• _Given data_:
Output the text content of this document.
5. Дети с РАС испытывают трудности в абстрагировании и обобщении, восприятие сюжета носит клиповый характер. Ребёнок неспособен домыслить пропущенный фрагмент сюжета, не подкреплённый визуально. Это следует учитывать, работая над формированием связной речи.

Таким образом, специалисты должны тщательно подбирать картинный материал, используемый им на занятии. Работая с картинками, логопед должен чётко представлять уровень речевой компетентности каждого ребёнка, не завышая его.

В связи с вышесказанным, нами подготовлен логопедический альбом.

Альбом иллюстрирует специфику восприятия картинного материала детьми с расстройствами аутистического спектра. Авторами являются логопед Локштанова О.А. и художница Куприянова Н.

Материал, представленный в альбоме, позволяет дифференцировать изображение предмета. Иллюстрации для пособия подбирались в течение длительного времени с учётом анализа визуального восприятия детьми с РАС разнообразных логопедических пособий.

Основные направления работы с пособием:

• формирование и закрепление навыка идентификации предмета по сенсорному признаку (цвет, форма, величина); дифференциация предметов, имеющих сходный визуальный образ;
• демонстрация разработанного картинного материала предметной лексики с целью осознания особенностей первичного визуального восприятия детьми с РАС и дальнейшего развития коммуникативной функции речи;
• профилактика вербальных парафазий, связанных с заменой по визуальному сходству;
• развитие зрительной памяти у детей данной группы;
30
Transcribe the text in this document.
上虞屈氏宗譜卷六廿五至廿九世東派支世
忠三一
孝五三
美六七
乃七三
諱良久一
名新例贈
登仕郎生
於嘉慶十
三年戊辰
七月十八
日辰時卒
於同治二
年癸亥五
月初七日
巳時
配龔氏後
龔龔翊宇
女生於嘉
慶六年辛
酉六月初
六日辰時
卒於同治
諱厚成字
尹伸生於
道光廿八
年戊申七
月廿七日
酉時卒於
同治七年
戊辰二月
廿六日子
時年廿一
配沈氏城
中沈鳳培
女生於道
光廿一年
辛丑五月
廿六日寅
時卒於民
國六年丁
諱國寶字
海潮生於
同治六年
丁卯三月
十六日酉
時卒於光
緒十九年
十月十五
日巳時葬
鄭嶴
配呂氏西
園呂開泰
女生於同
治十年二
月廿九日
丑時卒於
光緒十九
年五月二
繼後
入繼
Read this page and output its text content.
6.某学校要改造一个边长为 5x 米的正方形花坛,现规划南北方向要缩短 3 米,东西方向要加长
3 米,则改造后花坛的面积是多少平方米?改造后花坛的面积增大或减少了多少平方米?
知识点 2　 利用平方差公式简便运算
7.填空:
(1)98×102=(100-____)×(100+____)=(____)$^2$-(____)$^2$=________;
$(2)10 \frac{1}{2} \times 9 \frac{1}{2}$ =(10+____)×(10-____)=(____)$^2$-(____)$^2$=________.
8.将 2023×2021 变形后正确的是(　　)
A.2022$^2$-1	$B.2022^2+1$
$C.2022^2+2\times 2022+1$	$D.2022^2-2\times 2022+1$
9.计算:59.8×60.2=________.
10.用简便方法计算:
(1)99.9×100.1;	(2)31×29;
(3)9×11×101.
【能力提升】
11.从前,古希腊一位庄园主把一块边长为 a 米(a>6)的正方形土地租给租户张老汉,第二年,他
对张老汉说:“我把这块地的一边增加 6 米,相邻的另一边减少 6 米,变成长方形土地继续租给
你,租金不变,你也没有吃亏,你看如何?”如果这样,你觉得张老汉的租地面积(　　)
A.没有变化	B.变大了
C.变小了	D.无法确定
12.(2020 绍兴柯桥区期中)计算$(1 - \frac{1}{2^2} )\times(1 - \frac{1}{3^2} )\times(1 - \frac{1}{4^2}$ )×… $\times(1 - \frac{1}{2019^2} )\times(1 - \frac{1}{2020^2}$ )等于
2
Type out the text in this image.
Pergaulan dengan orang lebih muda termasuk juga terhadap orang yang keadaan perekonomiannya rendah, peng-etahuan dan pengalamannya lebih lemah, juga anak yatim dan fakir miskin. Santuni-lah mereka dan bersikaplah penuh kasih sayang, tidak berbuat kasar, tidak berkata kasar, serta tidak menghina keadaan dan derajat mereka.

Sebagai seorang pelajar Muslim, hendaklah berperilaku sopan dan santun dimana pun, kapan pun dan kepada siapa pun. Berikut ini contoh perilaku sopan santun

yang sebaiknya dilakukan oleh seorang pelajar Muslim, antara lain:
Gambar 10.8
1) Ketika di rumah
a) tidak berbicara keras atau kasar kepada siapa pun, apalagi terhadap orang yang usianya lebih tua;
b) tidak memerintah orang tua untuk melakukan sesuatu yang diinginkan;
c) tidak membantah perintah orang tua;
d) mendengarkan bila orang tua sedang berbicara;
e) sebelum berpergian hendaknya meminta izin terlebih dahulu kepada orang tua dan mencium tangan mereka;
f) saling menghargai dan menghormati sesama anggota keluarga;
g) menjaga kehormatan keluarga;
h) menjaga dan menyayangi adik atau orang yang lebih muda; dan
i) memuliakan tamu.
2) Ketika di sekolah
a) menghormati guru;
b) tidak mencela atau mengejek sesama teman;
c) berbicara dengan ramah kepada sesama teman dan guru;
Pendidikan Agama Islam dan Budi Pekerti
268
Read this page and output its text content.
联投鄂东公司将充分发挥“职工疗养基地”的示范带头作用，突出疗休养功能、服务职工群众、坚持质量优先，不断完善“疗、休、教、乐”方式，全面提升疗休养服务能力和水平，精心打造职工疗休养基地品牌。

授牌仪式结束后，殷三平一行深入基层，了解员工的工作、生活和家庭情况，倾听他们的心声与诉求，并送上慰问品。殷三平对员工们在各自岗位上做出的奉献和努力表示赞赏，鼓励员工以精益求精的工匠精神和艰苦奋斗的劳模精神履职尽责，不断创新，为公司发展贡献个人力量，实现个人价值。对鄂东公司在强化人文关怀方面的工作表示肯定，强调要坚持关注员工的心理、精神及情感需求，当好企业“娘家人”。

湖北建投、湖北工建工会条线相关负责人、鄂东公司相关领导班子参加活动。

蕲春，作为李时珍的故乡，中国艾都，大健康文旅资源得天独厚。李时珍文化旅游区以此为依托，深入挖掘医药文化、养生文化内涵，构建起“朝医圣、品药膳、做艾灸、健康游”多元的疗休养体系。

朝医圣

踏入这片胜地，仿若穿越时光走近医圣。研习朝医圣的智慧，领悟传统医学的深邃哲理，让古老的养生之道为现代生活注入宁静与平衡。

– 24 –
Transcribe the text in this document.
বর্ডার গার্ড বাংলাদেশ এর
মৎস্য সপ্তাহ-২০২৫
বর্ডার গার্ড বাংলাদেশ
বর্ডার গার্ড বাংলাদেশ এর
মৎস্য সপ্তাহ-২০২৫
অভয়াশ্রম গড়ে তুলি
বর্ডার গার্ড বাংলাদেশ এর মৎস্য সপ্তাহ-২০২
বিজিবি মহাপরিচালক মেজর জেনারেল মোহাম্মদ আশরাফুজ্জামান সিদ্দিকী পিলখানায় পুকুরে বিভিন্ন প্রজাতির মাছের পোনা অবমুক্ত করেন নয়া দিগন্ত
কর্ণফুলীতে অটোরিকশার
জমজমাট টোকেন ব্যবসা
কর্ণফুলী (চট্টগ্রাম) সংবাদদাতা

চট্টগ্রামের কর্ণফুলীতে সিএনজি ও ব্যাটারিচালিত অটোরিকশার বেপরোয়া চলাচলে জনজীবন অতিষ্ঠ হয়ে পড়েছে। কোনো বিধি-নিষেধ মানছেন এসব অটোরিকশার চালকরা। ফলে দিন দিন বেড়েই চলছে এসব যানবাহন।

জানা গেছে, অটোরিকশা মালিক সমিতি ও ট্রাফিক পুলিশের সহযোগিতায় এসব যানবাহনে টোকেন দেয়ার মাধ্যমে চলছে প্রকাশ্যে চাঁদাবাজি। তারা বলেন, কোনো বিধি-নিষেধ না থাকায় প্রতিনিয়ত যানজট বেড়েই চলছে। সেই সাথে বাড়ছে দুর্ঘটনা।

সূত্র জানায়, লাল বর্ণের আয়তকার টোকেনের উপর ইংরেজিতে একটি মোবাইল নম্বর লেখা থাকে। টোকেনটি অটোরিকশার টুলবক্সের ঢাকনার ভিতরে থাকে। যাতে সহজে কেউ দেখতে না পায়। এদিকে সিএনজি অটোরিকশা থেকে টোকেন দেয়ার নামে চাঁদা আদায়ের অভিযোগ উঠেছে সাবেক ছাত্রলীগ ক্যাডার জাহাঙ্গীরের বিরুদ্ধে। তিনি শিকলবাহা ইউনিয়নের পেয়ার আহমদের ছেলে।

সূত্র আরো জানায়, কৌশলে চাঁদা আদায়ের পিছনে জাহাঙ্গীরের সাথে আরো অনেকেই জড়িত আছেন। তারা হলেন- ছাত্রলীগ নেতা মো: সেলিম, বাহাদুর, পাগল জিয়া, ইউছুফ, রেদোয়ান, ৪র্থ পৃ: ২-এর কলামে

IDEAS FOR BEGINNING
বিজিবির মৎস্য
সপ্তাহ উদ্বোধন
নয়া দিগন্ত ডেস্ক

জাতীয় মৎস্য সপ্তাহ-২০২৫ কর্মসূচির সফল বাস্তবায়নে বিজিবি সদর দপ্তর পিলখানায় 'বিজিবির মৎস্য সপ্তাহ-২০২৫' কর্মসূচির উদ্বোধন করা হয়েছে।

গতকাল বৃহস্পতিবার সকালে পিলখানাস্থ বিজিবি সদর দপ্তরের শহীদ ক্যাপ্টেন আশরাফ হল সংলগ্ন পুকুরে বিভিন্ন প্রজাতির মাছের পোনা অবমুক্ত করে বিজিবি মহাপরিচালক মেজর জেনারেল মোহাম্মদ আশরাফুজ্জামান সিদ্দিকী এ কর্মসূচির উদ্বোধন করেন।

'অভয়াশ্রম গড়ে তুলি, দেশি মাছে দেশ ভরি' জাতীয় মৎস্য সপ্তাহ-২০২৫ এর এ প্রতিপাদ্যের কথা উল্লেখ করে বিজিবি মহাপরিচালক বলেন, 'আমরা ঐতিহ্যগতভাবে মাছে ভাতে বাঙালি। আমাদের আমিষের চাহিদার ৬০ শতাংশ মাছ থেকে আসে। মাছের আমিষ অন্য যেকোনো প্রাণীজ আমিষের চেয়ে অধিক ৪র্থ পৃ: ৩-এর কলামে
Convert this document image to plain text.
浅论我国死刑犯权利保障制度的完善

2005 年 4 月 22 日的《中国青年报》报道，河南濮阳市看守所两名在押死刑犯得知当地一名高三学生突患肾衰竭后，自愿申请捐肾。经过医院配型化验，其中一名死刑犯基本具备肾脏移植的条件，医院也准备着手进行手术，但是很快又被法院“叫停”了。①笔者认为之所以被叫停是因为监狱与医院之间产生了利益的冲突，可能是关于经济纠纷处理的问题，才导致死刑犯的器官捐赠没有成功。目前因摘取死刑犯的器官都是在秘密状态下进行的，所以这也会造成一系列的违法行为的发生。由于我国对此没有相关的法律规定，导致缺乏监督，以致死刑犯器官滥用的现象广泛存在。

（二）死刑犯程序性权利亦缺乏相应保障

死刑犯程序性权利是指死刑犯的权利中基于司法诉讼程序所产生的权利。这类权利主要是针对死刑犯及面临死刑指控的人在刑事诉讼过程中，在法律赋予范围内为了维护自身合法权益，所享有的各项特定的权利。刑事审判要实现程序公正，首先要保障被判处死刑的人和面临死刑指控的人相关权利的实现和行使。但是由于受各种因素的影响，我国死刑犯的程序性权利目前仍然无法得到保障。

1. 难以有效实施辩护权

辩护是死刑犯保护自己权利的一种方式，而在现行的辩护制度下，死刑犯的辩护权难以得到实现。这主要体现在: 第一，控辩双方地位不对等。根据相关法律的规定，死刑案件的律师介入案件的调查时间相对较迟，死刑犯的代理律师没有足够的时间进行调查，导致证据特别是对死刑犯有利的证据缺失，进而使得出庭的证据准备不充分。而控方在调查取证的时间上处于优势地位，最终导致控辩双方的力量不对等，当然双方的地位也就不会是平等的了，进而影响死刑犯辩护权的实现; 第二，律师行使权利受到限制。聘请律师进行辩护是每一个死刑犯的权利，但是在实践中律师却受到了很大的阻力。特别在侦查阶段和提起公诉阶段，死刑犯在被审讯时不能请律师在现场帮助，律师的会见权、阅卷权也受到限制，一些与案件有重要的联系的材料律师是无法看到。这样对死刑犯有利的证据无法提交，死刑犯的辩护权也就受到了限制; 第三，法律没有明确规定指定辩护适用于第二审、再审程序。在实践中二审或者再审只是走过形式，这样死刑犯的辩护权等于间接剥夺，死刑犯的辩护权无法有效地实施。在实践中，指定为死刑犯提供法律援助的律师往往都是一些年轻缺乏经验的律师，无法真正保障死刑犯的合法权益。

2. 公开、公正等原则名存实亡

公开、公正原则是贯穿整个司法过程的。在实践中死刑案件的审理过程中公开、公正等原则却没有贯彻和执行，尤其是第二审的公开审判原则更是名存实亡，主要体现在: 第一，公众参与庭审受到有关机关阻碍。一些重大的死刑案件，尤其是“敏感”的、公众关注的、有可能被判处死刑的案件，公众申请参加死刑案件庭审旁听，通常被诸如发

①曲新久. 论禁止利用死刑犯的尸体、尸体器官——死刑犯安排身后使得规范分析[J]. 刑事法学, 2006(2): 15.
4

• _The task_: From the data above, copy each line where the string "детьми" appears.

• _Written reply_:
Альбом иллюстрирует специфику восприятия картинного материала детьми с расстройствами аутистического спектра. Авторами являются логопед Локштанова О.А. и художница Куприянова Н.
Материал, представленный в альбоме, позволяет дифференцировать изображение предмета. Иллюстрации для пособия подбирались в течение длительного времени с учётом анализа визуального восприятия детьми с РАС разнообразных логопедических пособий.
• демонстрация разработанного картинного материала предметной лексики с целью осознания особенностей первичного визуального восприятия детьми с РАС и дальнейшего развития коммуникативной функции речи;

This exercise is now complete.